Where a line of the data holds the word "Enter", copy that line.

● **DATA FOR REVIEW**
--- --- ---

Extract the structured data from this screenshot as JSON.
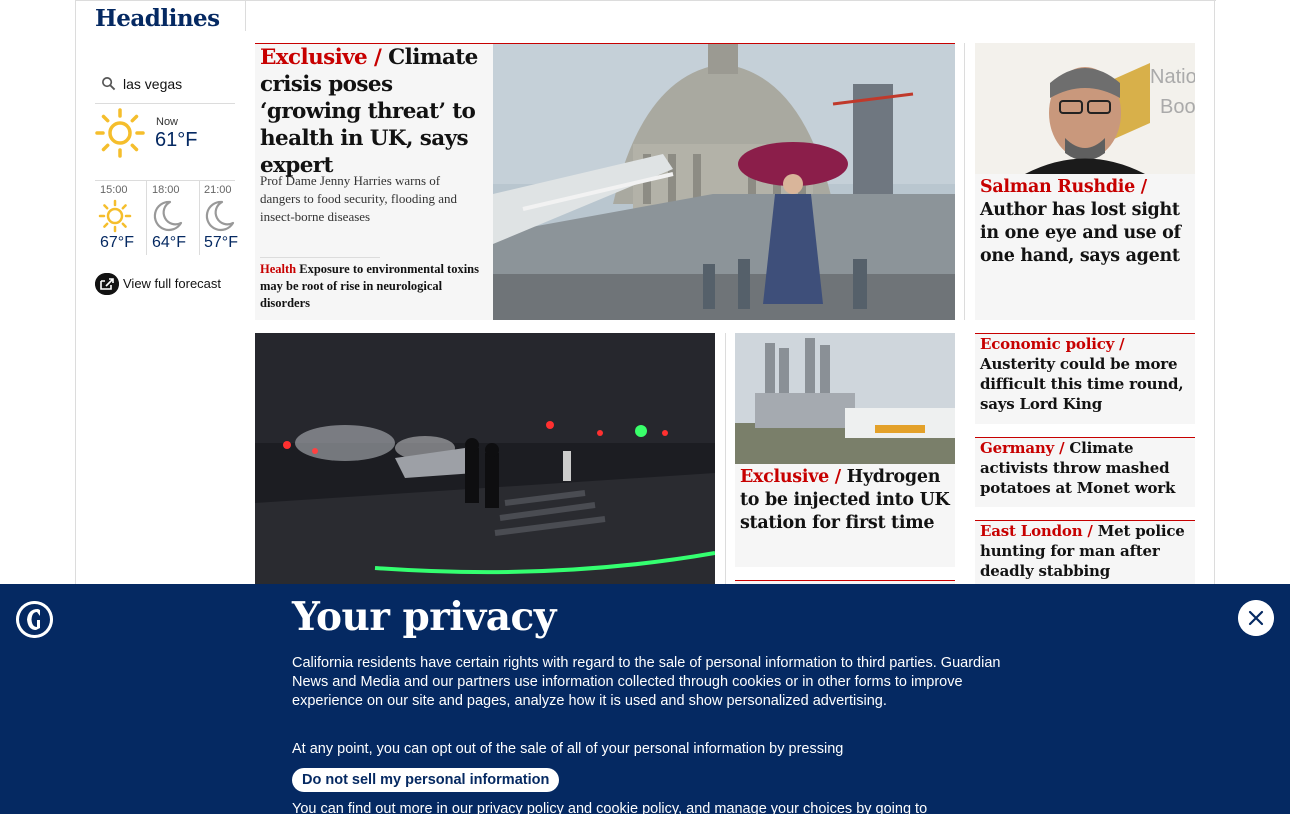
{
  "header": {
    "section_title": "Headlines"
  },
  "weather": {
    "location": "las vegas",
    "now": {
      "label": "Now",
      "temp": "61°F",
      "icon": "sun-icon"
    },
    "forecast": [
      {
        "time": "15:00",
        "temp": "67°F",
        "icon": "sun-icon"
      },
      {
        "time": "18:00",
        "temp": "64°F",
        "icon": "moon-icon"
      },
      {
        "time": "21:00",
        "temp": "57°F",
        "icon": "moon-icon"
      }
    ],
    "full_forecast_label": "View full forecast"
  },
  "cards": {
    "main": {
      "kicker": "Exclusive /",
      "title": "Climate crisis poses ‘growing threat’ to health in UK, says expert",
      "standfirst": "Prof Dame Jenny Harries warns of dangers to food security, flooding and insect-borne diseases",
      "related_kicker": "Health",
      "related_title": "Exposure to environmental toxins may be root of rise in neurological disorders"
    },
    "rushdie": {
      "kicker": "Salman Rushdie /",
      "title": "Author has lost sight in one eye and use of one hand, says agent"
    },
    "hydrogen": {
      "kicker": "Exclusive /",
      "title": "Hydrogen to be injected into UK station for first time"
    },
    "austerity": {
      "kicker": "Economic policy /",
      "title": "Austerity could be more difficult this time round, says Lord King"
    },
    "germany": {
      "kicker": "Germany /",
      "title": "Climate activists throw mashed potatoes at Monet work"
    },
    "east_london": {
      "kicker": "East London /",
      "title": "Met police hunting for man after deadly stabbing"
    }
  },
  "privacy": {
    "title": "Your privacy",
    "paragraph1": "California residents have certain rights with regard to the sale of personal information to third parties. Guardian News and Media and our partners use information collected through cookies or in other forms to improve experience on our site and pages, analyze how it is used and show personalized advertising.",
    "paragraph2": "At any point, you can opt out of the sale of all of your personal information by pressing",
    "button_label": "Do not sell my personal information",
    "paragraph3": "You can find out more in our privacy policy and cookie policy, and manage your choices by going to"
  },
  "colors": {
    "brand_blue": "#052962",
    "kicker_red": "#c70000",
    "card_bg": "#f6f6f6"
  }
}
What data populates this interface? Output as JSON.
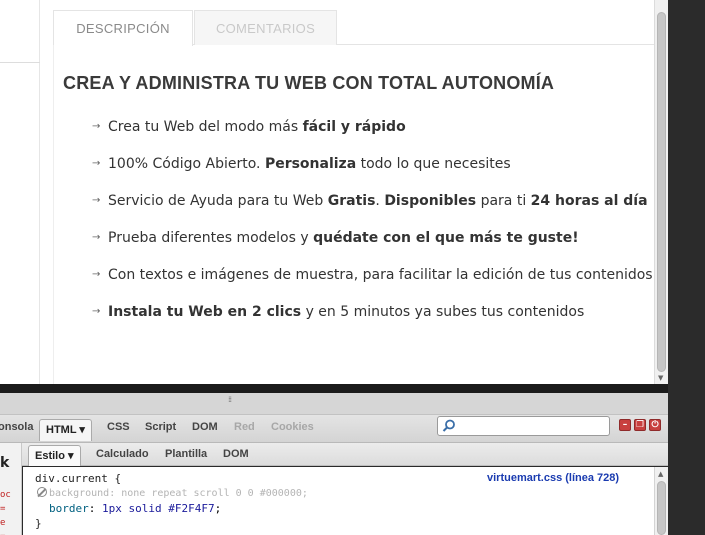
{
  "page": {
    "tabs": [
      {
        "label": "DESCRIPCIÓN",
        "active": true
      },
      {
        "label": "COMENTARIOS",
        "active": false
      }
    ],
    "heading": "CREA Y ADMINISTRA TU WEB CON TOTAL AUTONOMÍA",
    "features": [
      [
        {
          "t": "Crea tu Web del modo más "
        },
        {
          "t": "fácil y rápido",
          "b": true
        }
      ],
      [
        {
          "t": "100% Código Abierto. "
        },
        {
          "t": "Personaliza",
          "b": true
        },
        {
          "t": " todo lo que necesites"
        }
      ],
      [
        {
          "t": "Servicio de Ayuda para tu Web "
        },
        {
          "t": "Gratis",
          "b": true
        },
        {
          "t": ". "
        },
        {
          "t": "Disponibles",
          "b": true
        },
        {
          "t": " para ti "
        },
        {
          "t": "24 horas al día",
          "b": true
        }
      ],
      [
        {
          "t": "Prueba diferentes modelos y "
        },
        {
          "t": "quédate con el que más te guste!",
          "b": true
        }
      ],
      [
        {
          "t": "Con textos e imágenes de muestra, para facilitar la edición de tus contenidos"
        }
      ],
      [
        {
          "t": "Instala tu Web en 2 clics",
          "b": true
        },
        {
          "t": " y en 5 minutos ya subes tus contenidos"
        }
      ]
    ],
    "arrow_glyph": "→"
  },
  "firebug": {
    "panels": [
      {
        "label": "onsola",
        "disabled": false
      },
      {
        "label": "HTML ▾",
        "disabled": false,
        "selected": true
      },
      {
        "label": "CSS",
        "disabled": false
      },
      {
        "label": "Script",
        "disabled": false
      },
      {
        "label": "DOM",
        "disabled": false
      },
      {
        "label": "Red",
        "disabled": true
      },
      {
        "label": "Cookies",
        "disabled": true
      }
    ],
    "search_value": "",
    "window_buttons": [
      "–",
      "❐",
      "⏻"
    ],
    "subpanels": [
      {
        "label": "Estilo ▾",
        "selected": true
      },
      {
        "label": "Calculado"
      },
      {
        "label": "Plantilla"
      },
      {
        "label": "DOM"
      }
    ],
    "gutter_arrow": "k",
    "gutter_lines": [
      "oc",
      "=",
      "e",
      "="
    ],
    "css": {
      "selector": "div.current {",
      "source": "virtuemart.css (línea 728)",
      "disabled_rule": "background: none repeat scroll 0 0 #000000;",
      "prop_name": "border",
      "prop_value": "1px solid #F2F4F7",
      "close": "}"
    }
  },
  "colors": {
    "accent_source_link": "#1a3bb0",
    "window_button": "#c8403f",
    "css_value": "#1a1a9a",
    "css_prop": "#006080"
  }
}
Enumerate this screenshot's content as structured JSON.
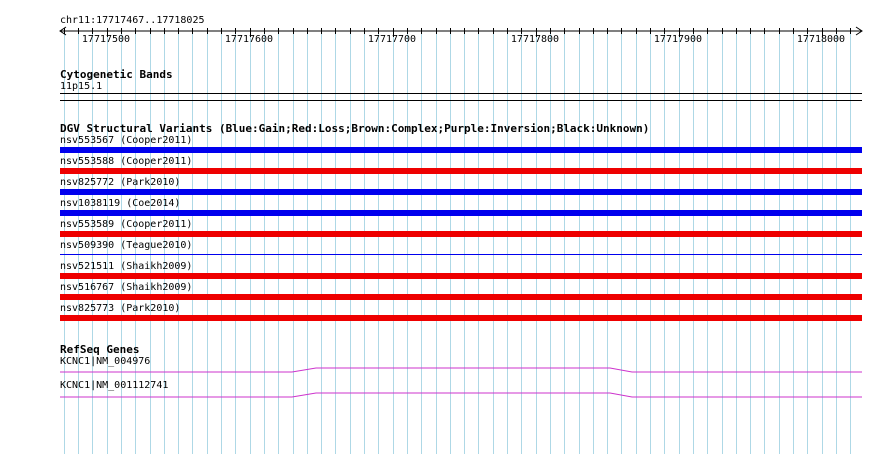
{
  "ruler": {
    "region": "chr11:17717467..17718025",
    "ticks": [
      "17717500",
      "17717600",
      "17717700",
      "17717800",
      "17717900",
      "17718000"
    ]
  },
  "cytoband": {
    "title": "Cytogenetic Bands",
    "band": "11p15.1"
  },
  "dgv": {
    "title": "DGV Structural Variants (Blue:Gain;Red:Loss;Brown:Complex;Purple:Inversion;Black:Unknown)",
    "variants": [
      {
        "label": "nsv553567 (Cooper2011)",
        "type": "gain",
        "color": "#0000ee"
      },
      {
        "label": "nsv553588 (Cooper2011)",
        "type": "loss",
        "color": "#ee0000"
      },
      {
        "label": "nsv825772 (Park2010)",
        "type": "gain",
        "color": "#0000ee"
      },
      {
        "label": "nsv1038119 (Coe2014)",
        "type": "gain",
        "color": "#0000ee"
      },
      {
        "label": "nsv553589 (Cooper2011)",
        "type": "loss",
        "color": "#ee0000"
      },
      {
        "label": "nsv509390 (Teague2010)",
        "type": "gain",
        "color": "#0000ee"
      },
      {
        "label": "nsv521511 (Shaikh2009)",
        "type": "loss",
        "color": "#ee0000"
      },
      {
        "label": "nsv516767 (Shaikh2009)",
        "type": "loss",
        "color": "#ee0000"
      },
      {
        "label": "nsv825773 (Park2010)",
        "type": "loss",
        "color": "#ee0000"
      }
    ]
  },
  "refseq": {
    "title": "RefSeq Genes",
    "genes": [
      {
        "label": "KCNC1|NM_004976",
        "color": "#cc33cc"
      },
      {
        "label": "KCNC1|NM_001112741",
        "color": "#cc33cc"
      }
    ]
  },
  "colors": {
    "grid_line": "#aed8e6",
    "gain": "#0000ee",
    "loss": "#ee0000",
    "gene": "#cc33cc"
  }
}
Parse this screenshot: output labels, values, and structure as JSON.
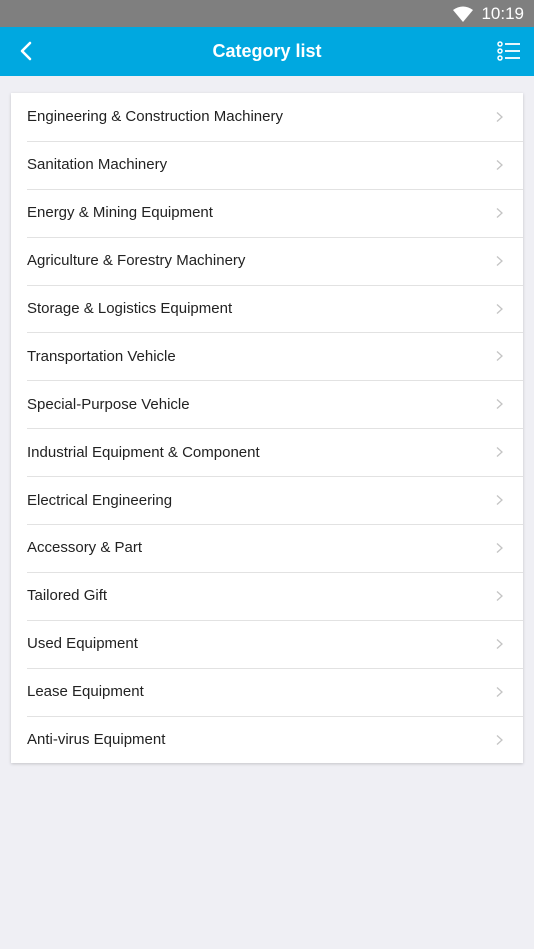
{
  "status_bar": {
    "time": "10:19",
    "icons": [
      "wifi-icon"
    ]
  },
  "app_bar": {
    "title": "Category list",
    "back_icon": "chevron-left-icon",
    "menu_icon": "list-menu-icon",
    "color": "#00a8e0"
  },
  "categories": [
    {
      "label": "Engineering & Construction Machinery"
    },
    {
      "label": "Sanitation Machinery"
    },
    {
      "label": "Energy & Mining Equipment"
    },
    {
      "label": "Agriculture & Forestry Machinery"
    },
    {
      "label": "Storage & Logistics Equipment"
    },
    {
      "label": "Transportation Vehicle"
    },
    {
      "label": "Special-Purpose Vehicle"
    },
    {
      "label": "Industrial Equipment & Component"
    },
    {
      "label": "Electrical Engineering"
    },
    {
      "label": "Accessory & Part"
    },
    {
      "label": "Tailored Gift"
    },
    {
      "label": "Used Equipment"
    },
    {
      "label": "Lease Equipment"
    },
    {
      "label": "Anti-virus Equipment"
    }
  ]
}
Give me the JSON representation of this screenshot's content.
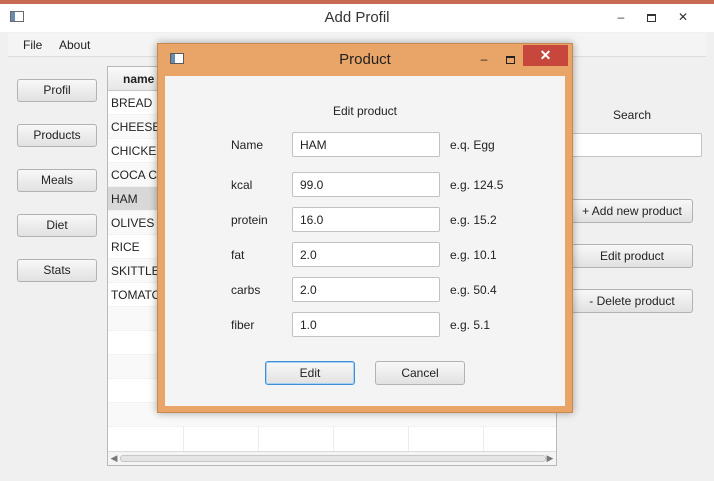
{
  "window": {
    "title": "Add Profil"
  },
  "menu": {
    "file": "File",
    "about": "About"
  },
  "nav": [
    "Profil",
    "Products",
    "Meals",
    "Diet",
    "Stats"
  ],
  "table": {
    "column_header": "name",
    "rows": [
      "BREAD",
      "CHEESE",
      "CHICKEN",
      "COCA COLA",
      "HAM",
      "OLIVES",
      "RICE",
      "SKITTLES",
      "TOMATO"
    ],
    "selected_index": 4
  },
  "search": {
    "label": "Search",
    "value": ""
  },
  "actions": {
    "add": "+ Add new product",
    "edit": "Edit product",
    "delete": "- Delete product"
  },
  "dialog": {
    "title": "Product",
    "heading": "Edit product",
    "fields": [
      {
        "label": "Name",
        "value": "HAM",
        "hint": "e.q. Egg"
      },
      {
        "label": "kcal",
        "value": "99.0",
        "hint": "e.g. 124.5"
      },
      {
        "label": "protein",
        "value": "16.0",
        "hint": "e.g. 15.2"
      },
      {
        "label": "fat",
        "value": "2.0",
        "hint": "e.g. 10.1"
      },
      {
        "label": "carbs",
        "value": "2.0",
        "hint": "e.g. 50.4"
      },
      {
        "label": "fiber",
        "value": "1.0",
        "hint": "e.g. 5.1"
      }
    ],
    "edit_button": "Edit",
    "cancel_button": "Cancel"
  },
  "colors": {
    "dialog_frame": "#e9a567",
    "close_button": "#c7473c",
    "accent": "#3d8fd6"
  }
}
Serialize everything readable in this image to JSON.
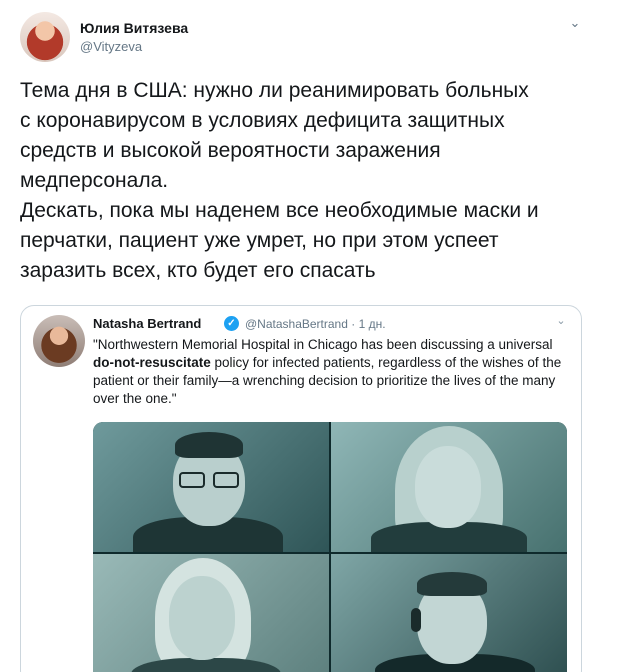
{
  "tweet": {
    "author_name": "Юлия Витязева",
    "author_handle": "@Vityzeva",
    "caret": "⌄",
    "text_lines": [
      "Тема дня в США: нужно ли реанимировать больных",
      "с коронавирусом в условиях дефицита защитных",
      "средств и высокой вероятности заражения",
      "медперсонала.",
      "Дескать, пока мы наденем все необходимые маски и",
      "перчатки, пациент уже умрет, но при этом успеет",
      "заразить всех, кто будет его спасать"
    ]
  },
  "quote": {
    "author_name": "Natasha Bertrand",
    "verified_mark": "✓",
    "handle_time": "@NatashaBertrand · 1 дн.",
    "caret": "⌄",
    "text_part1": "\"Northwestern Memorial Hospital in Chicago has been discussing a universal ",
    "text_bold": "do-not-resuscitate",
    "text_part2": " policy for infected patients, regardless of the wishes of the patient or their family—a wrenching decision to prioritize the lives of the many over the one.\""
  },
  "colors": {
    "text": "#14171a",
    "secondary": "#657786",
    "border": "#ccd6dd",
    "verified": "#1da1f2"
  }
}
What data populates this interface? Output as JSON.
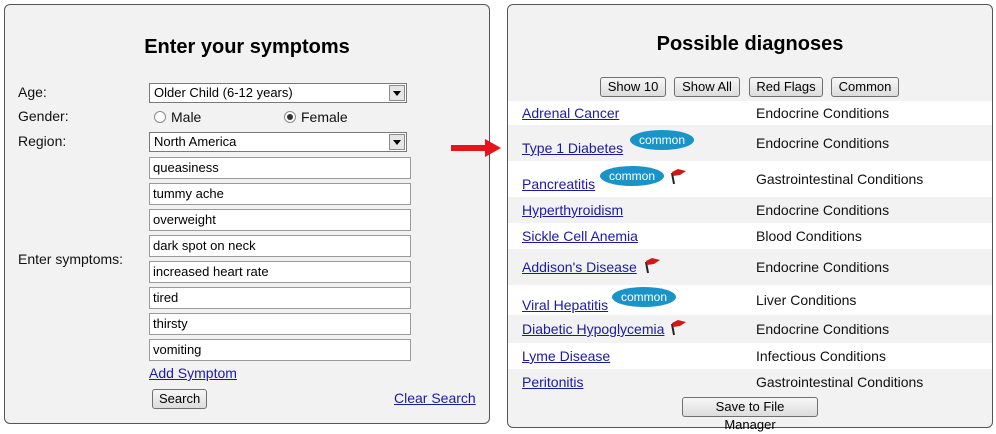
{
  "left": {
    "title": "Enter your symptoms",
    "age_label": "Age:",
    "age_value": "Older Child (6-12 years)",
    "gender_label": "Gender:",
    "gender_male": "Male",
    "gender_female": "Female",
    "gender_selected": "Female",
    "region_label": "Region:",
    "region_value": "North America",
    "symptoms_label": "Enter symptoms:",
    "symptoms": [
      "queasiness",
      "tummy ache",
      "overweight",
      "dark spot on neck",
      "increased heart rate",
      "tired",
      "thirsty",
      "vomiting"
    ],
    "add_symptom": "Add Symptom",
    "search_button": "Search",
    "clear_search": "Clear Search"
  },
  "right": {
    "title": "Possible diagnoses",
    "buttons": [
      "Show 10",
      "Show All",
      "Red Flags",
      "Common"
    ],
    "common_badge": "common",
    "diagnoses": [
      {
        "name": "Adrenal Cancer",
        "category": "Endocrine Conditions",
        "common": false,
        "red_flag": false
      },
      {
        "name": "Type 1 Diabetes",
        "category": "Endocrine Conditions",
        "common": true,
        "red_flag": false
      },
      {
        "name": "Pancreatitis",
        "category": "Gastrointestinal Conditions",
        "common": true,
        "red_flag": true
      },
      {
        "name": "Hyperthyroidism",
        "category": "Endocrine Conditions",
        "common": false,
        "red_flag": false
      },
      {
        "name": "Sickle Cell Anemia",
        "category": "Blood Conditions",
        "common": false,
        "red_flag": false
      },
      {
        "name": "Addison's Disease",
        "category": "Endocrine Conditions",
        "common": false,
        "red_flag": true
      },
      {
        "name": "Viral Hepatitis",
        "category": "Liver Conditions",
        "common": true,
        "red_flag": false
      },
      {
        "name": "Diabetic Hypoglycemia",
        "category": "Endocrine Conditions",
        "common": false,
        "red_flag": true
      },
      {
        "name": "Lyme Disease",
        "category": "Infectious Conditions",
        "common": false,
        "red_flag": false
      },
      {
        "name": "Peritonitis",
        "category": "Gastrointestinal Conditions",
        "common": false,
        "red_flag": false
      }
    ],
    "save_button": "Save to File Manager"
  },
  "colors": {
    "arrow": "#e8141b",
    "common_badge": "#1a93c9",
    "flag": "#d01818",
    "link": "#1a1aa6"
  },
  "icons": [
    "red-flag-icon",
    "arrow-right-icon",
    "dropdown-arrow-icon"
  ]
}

--- --- ---

● **YOUR SOLUTION**
    "title": "Enter your symptoms",
    "symptoms_label": "Enter symptoms:",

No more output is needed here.